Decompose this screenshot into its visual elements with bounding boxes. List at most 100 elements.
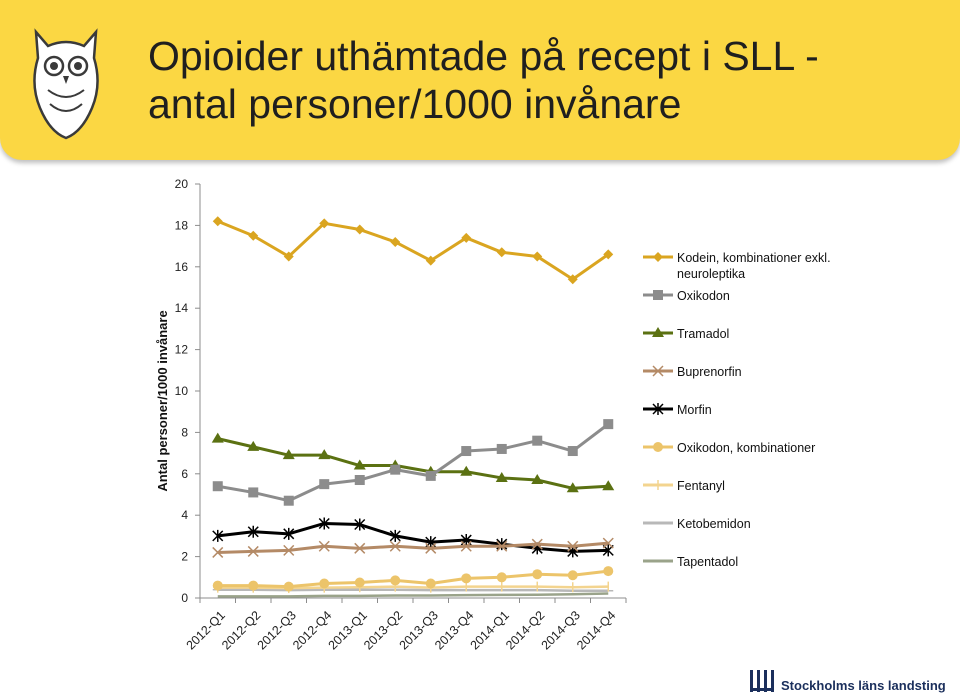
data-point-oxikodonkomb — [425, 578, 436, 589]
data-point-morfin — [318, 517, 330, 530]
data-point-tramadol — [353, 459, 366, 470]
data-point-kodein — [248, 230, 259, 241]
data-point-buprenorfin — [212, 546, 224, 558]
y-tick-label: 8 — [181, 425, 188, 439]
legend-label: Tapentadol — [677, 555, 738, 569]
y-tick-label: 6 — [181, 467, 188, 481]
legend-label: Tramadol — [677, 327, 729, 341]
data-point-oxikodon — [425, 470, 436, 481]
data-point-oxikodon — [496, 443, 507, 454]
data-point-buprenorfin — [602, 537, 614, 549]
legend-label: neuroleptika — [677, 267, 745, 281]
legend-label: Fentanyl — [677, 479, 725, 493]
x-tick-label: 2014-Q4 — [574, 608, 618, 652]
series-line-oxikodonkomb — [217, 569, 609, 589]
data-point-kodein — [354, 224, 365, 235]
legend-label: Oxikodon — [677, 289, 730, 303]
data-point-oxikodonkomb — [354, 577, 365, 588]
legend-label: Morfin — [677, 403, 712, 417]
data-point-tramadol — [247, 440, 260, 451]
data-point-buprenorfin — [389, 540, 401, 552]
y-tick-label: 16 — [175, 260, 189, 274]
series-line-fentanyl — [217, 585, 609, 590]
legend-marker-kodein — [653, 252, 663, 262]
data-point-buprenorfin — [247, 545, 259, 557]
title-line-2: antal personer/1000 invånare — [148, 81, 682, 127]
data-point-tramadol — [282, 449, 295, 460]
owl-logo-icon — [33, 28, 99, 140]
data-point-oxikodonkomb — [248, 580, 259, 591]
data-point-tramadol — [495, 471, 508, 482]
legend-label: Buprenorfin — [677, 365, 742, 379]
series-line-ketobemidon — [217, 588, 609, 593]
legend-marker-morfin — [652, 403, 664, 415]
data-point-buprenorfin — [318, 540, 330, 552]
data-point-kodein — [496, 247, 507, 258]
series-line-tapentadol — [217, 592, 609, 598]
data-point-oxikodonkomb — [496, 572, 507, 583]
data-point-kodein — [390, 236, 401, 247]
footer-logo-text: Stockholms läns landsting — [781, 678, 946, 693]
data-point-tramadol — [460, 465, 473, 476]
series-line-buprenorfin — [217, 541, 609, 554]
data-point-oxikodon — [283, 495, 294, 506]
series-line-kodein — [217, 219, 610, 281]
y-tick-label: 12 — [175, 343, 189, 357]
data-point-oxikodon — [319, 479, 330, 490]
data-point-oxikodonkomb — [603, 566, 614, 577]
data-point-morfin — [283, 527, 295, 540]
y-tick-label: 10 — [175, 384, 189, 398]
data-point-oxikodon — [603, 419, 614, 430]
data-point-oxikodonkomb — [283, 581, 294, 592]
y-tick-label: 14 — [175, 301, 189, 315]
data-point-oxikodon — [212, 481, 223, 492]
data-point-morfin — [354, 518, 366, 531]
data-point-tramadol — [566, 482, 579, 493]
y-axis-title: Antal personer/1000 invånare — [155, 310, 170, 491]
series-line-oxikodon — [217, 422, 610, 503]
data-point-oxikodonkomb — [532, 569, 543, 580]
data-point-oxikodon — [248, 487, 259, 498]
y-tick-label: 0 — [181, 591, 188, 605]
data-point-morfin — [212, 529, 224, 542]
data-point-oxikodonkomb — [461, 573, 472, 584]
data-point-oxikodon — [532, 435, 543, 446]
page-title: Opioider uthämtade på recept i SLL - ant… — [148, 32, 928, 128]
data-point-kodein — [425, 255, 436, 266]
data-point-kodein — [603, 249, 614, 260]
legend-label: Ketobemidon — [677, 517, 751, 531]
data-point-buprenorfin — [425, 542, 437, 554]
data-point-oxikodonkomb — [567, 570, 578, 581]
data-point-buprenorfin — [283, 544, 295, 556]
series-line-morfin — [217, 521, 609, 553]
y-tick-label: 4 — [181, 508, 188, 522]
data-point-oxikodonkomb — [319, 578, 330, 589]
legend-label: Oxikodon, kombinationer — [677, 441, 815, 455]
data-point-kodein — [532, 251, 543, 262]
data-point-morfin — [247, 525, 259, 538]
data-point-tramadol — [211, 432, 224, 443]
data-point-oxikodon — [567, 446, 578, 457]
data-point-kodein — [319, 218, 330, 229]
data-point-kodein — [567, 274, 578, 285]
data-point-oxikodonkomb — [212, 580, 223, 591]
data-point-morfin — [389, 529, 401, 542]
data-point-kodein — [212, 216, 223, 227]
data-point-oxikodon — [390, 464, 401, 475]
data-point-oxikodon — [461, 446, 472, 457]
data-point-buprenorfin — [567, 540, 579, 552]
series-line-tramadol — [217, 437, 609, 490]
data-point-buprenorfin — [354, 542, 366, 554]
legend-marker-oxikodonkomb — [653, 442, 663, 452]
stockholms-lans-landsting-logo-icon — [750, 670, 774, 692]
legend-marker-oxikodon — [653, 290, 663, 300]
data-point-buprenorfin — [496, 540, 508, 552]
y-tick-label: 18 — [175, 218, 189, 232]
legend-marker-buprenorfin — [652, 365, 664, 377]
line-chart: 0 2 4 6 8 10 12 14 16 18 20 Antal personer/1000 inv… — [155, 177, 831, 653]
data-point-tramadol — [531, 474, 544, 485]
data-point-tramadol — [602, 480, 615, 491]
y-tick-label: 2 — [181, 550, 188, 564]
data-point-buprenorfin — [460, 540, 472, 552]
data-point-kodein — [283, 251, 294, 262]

---+---

Print the items from the line containing "data-point-oxikodonkomb — [425, 578, 436, 589]" through the line containing "y-tick-label: 8 — [181, 425, 188, 439]", repeating each line exactly.

data-point-oxikodonkomb — [425, 578, 436, 589]
data-point-morfin — [318, 517, 330, 530]
data-point-tramadol — [353, 459, 366, 470]
data-point-kodein — [248, 230, 259, 241]
data-point-buprenorfin — [212, 546, 224, 558]
y-tick-label: 8 — [181, 425, 188, 439]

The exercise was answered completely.